» **THE TASK**
Every line containing the word "主要原因是补缴了以前年度的养老保险和职业年金缴费" needs to be found and copied.

» **Collected data**
— begin —

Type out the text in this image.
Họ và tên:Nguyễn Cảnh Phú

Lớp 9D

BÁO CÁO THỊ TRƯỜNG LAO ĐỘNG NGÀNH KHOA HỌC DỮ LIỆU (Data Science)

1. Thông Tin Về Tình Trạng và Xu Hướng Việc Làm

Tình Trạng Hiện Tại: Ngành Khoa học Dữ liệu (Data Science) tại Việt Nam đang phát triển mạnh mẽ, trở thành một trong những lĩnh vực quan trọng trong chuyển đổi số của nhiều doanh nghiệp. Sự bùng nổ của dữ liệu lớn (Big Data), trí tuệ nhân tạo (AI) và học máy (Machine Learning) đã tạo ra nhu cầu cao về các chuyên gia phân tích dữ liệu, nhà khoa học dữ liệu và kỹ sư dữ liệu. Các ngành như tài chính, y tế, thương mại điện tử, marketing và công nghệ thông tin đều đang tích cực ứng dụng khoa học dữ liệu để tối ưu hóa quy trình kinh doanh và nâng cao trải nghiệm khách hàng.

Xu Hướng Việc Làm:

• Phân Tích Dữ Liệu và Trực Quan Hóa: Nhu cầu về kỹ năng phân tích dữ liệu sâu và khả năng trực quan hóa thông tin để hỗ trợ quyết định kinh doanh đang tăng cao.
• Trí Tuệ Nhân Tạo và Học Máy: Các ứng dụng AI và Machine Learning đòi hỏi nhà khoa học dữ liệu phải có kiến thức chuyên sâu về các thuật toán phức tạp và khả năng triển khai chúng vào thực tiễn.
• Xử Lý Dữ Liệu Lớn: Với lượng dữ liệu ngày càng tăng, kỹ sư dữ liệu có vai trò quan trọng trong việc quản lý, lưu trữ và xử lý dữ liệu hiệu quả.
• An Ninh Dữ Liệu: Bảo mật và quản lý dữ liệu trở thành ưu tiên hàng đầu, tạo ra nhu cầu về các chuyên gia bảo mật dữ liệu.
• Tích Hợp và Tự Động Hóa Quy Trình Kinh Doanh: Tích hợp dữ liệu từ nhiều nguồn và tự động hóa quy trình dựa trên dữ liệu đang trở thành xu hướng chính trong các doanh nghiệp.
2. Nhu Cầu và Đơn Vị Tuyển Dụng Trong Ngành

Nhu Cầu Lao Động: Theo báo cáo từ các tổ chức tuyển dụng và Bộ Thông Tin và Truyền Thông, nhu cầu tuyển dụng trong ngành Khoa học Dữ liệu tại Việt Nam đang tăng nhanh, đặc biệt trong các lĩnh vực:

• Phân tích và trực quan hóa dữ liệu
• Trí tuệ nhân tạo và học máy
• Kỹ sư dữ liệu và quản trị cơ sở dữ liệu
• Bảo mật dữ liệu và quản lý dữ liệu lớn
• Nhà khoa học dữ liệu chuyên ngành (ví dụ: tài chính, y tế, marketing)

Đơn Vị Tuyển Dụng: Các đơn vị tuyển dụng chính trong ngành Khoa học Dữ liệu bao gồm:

— end —
— begin —

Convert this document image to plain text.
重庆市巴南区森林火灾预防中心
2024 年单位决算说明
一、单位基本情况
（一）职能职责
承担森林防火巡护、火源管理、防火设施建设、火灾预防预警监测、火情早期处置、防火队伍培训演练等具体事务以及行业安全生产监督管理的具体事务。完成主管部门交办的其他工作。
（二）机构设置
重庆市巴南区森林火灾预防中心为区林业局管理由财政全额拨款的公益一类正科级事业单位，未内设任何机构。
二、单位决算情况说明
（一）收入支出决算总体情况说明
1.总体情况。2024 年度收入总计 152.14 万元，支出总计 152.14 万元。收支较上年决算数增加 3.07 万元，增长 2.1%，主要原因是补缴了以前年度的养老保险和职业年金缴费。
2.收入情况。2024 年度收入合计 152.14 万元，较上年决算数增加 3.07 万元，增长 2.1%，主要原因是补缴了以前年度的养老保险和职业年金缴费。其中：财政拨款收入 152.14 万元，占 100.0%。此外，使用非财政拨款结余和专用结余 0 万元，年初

— end —

» **THE SOLUTION**
1.总体情况。2024 年度收入总计 152.14 万元，支出总计 152.14 万元。收支较上年决算数增加 3.07 万元，增长 2.1%，主要原因是补缴了以前年度的养老保险和职业年金缴费。
2.收入情况。2024 年度收入合计 152.14 万元，较上年决算数增加 3.07 万元，增长 2.1%，主要原因是补缴了以前年度的养老保险和职业年金缴费。其中：财政拨款收入 152.14 万元，占 100.0%。此外，使用非财政拨款结余和专用结余 0 万元，年初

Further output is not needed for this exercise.